_Short task_. Look through the lines below and extract any with the word "grid".

Stored entries:

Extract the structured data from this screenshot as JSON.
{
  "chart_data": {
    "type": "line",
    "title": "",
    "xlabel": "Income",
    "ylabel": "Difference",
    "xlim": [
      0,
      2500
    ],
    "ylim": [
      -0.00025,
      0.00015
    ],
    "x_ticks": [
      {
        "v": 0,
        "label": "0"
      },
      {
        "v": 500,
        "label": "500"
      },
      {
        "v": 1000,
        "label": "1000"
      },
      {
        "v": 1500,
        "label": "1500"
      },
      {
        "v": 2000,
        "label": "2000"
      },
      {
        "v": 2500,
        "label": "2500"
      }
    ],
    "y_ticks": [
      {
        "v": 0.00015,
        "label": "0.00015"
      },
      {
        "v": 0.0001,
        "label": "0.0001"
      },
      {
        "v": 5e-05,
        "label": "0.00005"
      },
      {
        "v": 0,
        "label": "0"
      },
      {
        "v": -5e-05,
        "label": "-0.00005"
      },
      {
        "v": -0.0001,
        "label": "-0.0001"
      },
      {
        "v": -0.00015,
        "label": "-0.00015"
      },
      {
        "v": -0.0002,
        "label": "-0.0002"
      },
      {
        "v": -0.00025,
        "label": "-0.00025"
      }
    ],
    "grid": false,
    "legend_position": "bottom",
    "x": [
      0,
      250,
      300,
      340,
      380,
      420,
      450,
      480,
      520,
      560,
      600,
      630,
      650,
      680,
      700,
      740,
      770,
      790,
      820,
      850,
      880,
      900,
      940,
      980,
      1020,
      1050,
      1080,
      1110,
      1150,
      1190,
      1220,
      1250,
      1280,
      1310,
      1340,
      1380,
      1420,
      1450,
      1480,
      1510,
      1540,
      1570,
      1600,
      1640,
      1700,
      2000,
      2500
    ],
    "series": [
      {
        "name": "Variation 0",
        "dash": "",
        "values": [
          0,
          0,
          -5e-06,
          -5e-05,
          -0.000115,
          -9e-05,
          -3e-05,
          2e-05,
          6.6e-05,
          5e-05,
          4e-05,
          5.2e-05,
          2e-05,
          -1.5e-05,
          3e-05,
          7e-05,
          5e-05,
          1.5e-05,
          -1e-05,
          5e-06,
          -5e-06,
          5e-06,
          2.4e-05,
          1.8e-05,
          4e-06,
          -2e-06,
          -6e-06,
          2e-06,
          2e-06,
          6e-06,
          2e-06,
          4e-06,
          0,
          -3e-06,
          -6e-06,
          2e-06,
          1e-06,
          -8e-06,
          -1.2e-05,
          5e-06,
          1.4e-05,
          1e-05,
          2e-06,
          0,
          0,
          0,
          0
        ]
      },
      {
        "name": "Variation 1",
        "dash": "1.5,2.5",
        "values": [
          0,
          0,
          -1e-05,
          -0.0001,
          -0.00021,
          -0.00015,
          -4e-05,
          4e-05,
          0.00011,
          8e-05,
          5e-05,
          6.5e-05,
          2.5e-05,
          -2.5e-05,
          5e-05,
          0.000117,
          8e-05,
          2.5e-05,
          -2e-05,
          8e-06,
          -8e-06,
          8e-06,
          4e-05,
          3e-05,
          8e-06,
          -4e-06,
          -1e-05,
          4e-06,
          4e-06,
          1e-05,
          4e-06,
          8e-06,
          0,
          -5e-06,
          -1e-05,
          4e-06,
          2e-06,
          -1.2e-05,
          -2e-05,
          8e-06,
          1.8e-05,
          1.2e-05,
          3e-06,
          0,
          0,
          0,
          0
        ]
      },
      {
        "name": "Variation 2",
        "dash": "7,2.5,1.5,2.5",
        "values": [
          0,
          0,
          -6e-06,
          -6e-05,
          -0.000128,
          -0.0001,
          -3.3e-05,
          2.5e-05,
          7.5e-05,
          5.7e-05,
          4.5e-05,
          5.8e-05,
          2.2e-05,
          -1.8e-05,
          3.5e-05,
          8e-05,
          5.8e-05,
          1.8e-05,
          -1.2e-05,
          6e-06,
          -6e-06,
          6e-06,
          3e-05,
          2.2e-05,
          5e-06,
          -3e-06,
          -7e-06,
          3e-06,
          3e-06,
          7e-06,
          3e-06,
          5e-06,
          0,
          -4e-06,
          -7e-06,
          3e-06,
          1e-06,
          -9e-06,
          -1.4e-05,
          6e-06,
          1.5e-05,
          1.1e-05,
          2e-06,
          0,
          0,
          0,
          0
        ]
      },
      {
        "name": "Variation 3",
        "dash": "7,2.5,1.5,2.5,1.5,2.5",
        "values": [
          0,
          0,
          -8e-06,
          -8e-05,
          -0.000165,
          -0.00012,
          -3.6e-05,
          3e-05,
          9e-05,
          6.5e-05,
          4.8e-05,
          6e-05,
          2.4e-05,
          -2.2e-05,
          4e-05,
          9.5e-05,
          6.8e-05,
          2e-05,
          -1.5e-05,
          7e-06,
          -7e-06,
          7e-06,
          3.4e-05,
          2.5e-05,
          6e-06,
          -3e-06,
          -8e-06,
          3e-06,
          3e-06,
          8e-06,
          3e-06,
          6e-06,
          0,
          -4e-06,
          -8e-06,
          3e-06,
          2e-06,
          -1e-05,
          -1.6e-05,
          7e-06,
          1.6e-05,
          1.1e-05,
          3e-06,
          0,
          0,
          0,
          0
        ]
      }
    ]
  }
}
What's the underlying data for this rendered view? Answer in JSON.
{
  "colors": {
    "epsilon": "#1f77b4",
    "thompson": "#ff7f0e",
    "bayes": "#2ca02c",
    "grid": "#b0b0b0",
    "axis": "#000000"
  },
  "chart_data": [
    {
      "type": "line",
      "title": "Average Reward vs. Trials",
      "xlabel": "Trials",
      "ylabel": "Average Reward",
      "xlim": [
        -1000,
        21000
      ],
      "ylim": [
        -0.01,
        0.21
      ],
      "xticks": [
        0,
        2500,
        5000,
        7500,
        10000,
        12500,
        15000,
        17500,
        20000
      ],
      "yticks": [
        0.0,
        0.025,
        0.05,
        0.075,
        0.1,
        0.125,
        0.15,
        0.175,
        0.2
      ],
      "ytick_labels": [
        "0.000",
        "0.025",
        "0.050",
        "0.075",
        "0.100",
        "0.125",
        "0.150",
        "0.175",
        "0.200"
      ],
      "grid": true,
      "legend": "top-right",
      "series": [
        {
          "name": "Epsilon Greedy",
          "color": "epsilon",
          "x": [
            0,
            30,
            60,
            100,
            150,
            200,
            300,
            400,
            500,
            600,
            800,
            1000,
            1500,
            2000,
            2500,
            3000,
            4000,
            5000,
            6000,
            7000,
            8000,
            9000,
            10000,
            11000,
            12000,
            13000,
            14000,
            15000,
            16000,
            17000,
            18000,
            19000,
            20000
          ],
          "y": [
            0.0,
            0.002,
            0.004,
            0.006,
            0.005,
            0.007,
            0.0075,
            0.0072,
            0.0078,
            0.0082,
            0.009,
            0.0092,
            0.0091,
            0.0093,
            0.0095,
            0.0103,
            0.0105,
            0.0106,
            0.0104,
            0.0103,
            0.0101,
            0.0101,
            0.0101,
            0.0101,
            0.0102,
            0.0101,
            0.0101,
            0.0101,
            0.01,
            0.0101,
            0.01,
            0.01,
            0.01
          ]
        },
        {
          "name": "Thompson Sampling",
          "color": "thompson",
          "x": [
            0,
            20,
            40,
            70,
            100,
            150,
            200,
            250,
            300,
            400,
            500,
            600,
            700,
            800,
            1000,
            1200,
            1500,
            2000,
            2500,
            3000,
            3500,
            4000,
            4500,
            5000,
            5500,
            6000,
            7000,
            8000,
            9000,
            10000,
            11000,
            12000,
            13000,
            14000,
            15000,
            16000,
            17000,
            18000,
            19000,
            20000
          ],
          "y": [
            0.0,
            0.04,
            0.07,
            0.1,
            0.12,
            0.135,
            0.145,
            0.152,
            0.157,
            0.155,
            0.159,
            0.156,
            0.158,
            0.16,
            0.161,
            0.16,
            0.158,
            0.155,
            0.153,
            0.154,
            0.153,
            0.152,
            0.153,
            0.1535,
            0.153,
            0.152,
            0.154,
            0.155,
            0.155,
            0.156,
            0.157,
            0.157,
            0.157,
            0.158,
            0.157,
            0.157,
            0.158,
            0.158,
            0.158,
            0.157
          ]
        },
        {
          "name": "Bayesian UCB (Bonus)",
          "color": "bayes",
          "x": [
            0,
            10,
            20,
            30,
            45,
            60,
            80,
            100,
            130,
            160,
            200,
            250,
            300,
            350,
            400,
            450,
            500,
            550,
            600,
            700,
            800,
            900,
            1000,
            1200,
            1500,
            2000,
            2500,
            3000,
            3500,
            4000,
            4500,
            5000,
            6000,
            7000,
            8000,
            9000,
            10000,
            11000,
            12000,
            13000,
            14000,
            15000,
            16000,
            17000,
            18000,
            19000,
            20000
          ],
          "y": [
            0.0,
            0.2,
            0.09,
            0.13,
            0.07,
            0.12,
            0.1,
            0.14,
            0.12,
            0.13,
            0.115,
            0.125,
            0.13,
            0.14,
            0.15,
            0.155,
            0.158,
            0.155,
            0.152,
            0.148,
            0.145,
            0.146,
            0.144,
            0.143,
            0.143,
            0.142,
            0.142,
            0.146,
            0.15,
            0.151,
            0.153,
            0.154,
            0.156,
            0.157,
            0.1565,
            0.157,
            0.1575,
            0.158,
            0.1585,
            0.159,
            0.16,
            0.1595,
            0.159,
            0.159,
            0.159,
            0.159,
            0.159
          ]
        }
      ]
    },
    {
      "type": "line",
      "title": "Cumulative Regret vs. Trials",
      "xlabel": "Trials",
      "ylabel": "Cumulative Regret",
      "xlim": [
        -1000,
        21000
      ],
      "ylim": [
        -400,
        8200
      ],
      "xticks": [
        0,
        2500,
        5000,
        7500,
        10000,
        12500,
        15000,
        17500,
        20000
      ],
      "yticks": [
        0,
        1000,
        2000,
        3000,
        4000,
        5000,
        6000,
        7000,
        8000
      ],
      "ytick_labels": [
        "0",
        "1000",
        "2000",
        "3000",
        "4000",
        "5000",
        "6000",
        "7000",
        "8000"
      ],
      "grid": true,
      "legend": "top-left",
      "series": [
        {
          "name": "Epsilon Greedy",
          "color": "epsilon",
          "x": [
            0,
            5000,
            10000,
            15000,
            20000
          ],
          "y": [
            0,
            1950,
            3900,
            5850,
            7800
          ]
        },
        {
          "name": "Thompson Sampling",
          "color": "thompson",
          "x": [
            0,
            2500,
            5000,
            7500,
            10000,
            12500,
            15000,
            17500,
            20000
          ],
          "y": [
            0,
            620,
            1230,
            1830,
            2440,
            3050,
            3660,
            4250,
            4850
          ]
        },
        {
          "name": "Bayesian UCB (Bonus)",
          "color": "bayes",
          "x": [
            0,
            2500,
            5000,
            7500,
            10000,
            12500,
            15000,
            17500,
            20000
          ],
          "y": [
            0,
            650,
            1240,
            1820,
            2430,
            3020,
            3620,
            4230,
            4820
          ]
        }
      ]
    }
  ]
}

_Output below_.
    "grid": false,
    "grid": "#b0b0b0",
      "grid": true,
      "grid": true,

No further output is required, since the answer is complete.